**Short task**
All of the entries need to be written out again, exactly as they are.
--- Start ---
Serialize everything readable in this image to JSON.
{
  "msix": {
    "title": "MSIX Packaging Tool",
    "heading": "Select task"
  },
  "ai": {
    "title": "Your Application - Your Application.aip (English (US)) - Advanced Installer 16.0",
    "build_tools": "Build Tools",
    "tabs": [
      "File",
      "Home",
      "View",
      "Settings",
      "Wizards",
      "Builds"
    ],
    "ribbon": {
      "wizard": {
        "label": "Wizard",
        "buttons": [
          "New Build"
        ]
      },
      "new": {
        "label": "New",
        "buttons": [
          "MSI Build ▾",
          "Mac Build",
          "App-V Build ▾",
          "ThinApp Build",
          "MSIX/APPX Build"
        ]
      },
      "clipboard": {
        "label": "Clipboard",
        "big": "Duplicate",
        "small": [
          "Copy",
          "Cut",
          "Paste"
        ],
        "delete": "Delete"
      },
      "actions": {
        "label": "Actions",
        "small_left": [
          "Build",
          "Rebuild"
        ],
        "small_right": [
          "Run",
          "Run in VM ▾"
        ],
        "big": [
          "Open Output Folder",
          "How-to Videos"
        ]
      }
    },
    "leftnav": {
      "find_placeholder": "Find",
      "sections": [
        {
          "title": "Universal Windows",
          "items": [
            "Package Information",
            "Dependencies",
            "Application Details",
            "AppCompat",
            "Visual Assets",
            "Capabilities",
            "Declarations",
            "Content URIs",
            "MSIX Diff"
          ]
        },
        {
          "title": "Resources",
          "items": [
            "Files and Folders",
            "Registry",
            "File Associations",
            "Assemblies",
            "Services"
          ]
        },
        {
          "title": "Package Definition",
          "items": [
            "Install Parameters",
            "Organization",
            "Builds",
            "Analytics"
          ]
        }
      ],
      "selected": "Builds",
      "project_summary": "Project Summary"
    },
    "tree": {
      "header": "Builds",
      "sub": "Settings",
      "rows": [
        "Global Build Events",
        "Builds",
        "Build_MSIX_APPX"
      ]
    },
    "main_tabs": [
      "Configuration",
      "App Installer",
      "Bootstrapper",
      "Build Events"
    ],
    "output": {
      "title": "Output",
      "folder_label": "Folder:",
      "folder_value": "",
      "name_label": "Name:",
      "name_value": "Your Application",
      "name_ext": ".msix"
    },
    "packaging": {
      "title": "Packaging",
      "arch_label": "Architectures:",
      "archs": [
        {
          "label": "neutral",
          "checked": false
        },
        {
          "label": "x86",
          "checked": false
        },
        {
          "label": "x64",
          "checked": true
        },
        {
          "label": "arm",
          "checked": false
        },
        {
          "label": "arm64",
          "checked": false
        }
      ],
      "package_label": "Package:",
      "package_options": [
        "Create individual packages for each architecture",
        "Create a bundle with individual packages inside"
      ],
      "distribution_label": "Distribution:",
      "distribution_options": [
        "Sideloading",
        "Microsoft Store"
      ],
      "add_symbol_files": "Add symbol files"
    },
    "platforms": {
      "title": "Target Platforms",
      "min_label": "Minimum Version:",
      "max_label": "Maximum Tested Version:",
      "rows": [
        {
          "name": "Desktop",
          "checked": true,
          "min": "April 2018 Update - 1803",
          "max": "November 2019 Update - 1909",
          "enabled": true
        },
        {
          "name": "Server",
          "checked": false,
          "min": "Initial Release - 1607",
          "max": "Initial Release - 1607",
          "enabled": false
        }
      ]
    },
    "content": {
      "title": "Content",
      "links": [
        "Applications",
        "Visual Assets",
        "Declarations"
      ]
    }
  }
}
--- End ---
**Task output**
Serialize everything readable in this image to JSON.
{
  "msix": {
    "title": "MSIX Packaging Tool",
    "heading": "Select task"
  },
  "ai": {
    "title": "Your Application - Your Application.aip (English (US)) - Advanced Installer 16.0",
    "build_tools": "Build Tools",
    "tabs": [
      "File",
      "Home",
      "View",
      "Settings",
      "Wizards",
      "Builds"
    ],
    "ribbon": {
      "wizard": {
        "label": "Wizard",
        "buttons": [
          "New Build"
        ]
      },
      "new": {
        "label": "New",
        "buttons": [
          "MSI Build ▾",
          "Mac Build",
          "App-V Build ▾",
          "ThinApp Build",
          "MSIX/APPX Build"
        ]
      },
      "clipboard": {
        "label": "Clipboard",
        "big": "Duplicate",
        "small": [
          "Copy",
          "Cut",
          "Paste"
        ],
        "delete": "Delete"
      },
      "actions": {
        "label": "Actions",
        "small_left": [
          "Build",
          "Rebuild"
        ],
        "small_right": [
          "Run",
          "Run in VM ▾"
        ],
        "big": [
          "Open Output Folder",
          "How-to Videos"
        ]
      }
    },
    "leftnav": {
      "find_placeholder": "Find",
      "sections": [
        {
          "title": "Universal Windows",
          "items": [
            "Package Information",
            "Dependencies",
            "Application Details",
            "AppCompat",
            "Visual Assets",
            "Capabilities",
            "Declarations",
            "Content URIs",
            "MSIX Diff"
          ]
        },
        {
          "title": "Resources",
          "items": [
            "Files and Folders",
            "Registry",
            "File Associations",
            "Assemblies",
            "Services"
          ]
        },
        {
          "title": "Package Definition",
          "items": [
            "Install Parameters",
            "Organization",
            "Builds",
            "Analytics"
          ]
        }
      ],
      "selected": "Builds",
      "project_summary": "Project Summary"
    },
    "tree": {
      "header": "Builds",
      "sub": "Settings",
      "rows": [
        "Global Build Events",
        "Builds",
        "Build_MSIX_APPX"
      ]
    },
    "main_tabs": [
      "Configuration",
      "App Installer",
      "Bootstrapper",
      "Build Events"
    ],
    "output": {
      "title": "Output",
      "folder_label": "Folder:",
      "folder_value": "",
      "name_label": "Name:",
      "name_value": "Your Application",
      "name_ext": ".msix"
    },
    "packaging": {
      "title": "Packaging",
      "arch_label": "Architectures:",
      "archs": [
        {
          "label": "neutral",
          "checked": false
        },
        {
          "label": "x86",
          "checked": false
        },
        {
          "label": "x64",
          "checked": true
        },
        {
          "label": "arm",
          "checked": false
        },
        {
          "label": "arm64",
          "checked": false
        }
      ],
      "package_label": "Package:",
      "package_options": [
        "Create individual packages for each architecture",
        "Create a bundle with individual packages inside"
      ],
      "distribution_label": "Distribution:",
      "distribution_options": [
        "Sideloading",
        "Microsoft Store"
      ],
      "add_symbol_files": "Add symbol files"
    },
    "platforms": {
      "title": "Target Platforms",
      "min_label": "Minimum Version:",
      "max_label": "Maximum Tested Version:",
      "rows": [
        {
          "name": "Desktop",
          "checked": true,
          "min": "April 2018 Update - 1803",
          "max": "November 2019 Update - 1909",
          "enabled": true
        },
        {
          "name": "Server",
          "checked": false,
          "min": "Initial Release - 1607",
          "max": "Initial Release - 1607",
          "enabled": false
        }
      ]
    },
    "content": {
      "title": "Content",
      "links": [
        "Applications",
        "Visual Assets",
        "Declarations"
      ]
    }
  }
}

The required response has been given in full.